### WORK REQUIRED
Look for the string "nodes" in the lines and copy each line that has it.

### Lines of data
......
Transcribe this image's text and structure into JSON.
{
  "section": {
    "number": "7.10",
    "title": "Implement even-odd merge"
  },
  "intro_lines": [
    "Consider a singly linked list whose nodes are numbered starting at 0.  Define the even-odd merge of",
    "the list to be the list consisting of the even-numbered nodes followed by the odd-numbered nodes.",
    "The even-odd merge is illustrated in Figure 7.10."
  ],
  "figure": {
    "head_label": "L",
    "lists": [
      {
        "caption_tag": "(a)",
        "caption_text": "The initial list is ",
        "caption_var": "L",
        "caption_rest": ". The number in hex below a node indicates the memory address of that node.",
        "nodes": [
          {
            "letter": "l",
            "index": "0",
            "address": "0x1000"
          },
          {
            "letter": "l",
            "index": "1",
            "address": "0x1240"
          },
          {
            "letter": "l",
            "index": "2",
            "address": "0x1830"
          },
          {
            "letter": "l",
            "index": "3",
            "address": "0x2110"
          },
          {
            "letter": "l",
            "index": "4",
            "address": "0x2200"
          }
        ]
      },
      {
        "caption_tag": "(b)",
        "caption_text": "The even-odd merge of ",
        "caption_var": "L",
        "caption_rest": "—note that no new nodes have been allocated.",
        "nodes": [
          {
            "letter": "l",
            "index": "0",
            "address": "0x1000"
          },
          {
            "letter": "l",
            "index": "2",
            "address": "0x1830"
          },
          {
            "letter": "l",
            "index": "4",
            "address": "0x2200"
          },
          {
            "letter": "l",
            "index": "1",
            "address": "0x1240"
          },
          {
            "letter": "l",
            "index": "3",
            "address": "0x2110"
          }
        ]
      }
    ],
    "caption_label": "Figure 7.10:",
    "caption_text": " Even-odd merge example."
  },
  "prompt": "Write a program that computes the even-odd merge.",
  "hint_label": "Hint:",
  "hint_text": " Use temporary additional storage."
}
......
### FINAL RESULT
    "Consider a singly linked list whose nodes are numbered starting at 0.  Define the even-odd merge of",
    "the list to be the list consisting of the even-numbered nodes followed by the odd-numbered nodes.",
        "nodes": [
        "caption_rest": "—note that no new nodes have been allocated.",
        "nodes": [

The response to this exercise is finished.